# START OF Records for the exercise
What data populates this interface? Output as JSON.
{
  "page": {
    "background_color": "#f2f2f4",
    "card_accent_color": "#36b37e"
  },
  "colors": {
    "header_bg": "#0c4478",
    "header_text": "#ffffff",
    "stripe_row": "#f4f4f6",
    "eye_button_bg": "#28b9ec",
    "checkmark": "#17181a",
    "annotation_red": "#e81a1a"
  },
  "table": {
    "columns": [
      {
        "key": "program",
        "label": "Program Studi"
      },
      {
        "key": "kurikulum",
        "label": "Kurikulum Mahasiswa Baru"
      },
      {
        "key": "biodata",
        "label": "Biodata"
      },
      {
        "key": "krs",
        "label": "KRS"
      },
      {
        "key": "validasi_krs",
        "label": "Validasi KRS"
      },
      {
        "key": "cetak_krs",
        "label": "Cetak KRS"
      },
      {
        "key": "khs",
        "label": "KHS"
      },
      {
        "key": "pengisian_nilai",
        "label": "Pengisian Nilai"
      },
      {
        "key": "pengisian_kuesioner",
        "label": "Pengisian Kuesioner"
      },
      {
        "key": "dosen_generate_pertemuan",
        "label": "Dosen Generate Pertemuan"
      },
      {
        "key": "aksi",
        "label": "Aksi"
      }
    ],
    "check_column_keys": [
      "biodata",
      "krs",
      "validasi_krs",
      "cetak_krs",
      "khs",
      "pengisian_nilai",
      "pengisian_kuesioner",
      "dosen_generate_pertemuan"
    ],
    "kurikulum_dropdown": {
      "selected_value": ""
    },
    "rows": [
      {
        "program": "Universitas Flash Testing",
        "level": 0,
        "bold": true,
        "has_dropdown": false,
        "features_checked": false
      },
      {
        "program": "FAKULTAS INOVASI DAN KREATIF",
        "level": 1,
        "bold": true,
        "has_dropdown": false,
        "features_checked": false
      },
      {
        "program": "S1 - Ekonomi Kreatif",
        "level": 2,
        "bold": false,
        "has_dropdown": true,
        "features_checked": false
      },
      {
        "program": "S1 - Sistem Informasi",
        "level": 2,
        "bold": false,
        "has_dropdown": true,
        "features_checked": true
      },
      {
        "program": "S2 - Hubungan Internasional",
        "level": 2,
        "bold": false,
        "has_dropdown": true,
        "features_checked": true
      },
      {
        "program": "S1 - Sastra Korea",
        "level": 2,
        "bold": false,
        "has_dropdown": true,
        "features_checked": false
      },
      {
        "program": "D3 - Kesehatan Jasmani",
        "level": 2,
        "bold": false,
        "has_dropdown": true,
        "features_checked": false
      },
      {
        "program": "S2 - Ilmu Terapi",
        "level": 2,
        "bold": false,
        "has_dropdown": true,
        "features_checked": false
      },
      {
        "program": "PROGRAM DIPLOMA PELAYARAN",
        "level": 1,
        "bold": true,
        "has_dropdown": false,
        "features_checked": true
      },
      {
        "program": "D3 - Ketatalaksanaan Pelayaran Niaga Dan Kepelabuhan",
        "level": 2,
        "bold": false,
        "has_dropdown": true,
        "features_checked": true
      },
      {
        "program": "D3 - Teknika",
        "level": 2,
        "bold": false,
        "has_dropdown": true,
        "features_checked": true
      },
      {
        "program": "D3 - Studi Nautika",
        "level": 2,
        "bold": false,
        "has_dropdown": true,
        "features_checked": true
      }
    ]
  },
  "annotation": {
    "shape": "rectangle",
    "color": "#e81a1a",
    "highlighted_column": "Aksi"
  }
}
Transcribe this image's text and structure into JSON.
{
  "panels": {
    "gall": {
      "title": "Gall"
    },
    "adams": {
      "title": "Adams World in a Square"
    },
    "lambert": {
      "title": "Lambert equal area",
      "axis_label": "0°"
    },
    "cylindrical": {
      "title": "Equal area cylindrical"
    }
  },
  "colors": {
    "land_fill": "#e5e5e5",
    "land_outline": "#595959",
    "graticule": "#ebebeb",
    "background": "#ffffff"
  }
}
# END OF Records for the exercise
Word for word, restate all of the data shown above.

What data populates this interface? Output as JSON.
{
  "page": {
    "background_color": "#f2f2f4",
    "card_accent_color": "#36b37e"
  },
  "colors": {
    "header_bg": "#0c4478",
    "header_text": "#ffffff",
    "stripe_row": "#f4f4f6",
    "eye_button_bg": "#28b9ec",
    "checkmark": "#17181a",
    "annotation_red": "#e81a1a"
  },
  "table": {
    "columns": [
      {
        "key": "program",
        "label": "Program Studi"
      },
      {
        "key": "kurikulum",
        "label": "Kurikulum Mahasiswa Baru"
      },
      {
        "key": "biodata",
        "label": "Biodata"
      },
      {
        "key": "krs",
        "label": "KRS"
      },
      {
        "key": "validasi_krs",
        "label": "Validasi KRS"
      },
      {
        "key": "cetak_krs",
        "label": "Cetak KRS"
      },
      {
        "key": "khs",
        "label": "KHS"
      },
      {
        "key": "pengisian_nilai",
        "label": "Pengisian Nilai"
      },
      {
        "key": "pengisian_kuesioner",
        "label": "Pengisian Kuesioner"
      },
      {
        "key": "dosen_generate_pertemuan",
        "label": "Dosen Generate Pertemuan"
      },
      {
        "key": "aksi",
        "label": "Aksi"
      }
    ],
    "check_column_keys": [
      "biodata",
      "krs",
      "validasi_krs",
      "cetak_krs",
      "khs",
      "pengisian_nilai",
      "pengisian_kuesioner",
      "dosen_generate_pertemuan"
    ],
    "kurikulum_dropdown": {
      "selected_value": ""
    },
    "rows": [
      {
        "program": "Universitas Flash Testing",
        "level": 0,
        "bold": true,
        "has_dropdown": false,
        "features_checked": false
      },
      {
        "program": "FAKULTAS INOVASI DAN KREATIF",
        "level": 1,
        "bold": true,
        "has_dropdown": false,
        "features_checked": false
      },
      {
        "program": "S1 - Ekonomi Kreatif",
        "level": 2,
        "bold": false,
        "has_dropdown": true,
        "features_checked": false
      },
      {
        "program": "S1 - Sistem Informasi",
        "level": 2,
        "bold": false,
        "has_dropdown": true,
        "features_checked": true
      },
      {
        "program": "S2 - Hubungan Internasional",
        "level": 2,
        "bold": false,
        "has_dropdown": true,
        "features_checked": true
      },
      {
        "program": "S1 - Sastra Korea",
        "level": 2,
        "bold": false,
        "has_dropdown": true,
        "features_checked": false
      },
      {
        "program": "D3 - Kesehatan Jasmani",
        "level": 2,
        "bold": false,
        "has_dropdown": true,
        "features_checked": false
      },
      {
        "program": "S2 - Ilmu Terapi",
        "level": 2,
        "bold": false,
        "has_dropdown": true,
        "features_checked": false
      },
      {
        "program": "PROGRAM DIPLOMA PELAYARAN",
        "level": 1,
        "bold": true,
        "has_dropdown": false,
        "features_checked": true
      },
      {
        "program": "D3 - Ketatalaksanaan Pelayaran Niaga Dan Kepelabuhan",
        "level": 2,
        "bold": false,
        "has_dropdown": true,
        "features_checked": true
      },
      {
        "program": "D3 - Teknika",
        "level": 2,
        "bold": false,
        "has_dropdown": true,
        "features_checked": true
      },
      {
        "program": "D3 - Studi Nautika",
        "level": 2,
        "bold": false,
        "has_dropdown": true,
        "features_checked": true
      }
    ]
  },
  "annotation": {
    "shape": "rectangle",
    "color": "#e81a1a",
    "highlighted_column": "Aksi"
  }
}
Transcribe this image's text and structure into JSON.
{
  "panels": {
    "gall": {
      "title": "Gall"
    },
    "adams": {
      "title": "Adams World in a Square"
    },
    "lambert": {
      "title": "Lambert equal area",
      "axis_label": "0°"
    },
    "cylindrical": {
      "title": "Equal area cylindrical"
    }
  },
  "colors": {
    "land_fill": "#e5e5e5",
    "land_outline": "#595959",
    "graticule": "#ebebeb",
    "background": "#ffffff"
  }
}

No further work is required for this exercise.